## Passage
----
I've been writing about $HYPE for months on this platform, and every time I do, I get two types of responses. The first type: "Thank you, I bought at $30 and now I'm up 130%." The second type: "It's just a DEX, why is it worth this much?" This article is for the second type. Because I think once you understand what Hyperliquid is actually building, the question stops being "why is it worth this much" and starts being "why isn't it worth more."

Let me start with the revenue number because it is the most important data point in this entire story. Hyperliquid generates approximately $800 million to $1 billion in annualized protocol revenue. Not projected revenue. Not roadmap revenue. Actual revenue from trading fees that the platform charges on its fully on-chain perpetuals order book. For context, that puts Hyperliquid ahead of most mid-cap DeFi protocols in terms of real cash generation. And here is the critical piece: 97% of all protocol fees get used to buy back $HYPE tokens from the open market and burn them. Every trade on the platform is literally creating buy pressure and reducing supply simultaneously.

This is why $HYPE hit an all-time high of $76.70 on June 16, 2026 — just days ago. It surpassed Dogecoin in market capitalization, now ranked 9th largest crypto asset globally according to CoinMarketCap as of June 1. The BHYP and THYP spot HYPE ETFs launched by 21Shares and Bitwise collectively drew $66 million in net inflows in a single week in June, with Bitwise's product pulling $50 million in June inflows alone. Total ETF assets stand at $221 million and growing. These are not retail inflows — this is institutional capital choosing Hyperliquid as a core DeFi infrastructure holding.
----
Copy out the Hyperliquid passage word for word, starting at "Let me start" and ending at "reducing supply simultaneously.".
----
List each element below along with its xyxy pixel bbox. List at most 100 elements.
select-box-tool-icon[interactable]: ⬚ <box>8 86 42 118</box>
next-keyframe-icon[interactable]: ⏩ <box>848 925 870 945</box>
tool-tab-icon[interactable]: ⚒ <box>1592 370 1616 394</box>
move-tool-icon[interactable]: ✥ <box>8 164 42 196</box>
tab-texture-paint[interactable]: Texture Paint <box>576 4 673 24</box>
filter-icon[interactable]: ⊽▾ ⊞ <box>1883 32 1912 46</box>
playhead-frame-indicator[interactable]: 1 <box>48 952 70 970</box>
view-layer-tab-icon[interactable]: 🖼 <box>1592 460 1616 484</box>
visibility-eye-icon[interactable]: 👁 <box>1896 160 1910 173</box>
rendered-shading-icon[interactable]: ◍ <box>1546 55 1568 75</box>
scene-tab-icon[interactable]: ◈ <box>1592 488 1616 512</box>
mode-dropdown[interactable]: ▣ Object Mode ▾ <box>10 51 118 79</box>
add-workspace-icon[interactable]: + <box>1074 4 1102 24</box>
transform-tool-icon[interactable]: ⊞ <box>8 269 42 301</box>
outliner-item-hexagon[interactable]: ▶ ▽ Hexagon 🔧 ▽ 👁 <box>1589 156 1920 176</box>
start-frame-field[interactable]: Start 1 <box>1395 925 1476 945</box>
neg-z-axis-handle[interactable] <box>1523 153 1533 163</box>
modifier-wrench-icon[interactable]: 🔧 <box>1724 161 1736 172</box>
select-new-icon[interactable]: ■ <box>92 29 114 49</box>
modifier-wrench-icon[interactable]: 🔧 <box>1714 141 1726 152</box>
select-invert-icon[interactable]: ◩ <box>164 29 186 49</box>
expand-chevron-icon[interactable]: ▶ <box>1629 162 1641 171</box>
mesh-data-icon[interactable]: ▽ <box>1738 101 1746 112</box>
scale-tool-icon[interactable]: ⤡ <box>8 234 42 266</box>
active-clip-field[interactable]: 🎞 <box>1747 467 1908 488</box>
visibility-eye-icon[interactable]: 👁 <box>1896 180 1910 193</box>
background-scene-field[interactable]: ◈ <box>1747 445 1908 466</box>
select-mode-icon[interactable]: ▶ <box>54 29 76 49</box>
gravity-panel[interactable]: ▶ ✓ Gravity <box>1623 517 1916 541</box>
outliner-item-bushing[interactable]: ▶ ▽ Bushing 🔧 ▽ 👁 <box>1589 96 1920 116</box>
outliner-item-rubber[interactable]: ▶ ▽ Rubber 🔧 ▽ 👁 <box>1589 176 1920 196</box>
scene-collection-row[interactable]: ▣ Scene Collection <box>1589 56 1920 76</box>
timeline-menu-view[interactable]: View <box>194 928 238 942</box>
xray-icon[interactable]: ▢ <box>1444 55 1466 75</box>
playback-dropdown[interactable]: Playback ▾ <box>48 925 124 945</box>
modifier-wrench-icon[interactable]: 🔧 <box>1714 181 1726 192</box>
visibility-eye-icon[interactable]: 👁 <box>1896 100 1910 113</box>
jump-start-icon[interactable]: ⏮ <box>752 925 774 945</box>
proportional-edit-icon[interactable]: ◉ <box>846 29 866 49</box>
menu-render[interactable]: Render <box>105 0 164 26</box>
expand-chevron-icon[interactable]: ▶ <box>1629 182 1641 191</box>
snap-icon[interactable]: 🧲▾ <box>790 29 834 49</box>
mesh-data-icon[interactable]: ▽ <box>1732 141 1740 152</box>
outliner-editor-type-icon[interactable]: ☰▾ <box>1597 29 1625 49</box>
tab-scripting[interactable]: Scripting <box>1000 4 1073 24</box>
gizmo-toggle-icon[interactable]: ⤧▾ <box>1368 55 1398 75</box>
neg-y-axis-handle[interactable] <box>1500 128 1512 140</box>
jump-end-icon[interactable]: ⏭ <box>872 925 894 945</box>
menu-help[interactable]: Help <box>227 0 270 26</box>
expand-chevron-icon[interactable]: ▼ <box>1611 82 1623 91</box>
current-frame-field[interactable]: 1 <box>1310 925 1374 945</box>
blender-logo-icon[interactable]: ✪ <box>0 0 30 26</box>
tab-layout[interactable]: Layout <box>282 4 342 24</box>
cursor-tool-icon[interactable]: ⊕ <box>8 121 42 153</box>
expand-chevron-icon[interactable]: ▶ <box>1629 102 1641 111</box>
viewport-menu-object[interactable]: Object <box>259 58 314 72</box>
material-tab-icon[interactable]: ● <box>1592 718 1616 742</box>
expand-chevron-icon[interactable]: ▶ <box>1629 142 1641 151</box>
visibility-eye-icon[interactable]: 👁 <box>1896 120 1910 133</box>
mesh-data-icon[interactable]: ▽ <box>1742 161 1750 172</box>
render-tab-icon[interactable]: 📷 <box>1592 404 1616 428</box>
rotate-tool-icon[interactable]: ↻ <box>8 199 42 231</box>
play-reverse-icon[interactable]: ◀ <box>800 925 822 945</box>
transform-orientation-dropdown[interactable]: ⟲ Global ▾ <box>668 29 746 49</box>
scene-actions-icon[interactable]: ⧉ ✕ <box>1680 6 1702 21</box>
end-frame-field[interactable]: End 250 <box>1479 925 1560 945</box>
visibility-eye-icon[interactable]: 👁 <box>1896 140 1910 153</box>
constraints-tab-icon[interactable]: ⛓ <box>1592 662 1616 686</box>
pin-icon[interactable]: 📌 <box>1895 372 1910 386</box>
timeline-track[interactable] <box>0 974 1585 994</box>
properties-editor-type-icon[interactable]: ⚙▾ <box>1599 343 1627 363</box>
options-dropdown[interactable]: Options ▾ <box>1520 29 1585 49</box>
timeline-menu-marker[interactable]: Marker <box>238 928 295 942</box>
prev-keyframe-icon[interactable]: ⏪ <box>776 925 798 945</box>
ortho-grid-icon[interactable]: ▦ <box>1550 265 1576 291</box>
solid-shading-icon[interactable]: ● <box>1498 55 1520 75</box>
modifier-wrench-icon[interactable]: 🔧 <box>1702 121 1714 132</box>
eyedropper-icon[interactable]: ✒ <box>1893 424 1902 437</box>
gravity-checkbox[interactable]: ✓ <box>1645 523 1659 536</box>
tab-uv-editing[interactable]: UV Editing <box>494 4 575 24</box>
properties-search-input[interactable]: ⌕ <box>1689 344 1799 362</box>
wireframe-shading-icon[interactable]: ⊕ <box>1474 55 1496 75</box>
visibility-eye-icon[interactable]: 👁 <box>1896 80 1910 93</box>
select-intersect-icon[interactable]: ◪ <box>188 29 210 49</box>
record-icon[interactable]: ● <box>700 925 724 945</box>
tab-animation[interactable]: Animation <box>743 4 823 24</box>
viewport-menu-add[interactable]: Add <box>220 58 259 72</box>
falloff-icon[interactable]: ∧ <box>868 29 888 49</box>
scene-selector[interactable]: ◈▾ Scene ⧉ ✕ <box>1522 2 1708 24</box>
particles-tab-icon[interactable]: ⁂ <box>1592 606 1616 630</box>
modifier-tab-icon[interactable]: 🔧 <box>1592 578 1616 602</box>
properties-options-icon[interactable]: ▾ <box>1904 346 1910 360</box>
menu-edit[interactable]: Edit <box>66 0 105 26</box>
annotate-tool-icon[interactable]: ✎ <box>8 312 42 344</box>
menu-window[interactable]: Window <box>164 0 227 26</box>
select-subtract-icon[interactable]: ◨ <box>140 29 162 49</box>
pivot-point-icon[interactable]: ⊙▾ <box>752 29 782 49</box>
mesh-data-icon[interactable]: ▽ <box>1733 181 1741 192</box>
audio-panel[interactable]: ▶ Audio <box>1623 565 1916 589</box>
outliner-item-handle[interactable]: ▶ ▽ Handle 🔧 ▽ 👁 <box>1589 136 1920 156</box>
----
## Solved problem
Let me start with the revenue number because it is the most important data point in this entire story. Hyperliquid generates approximately $800 million to $1 billion in annualized protocol revenue. Not projected revenue. Not roadmap revenue. Actual revenue from trading fees that the platform charges on its fully on-chain perpetuals order book. For context, that puts Hyperliquid ahead of most mid-cap DeFi protocols in terms of real cash generation. And here is the critical piece: 97% of all protocol fees get used to buy back $HYPE tokens from the open market and burn them. Every trade on the platform is literally creating buy pressure and reducing supply simultaneously.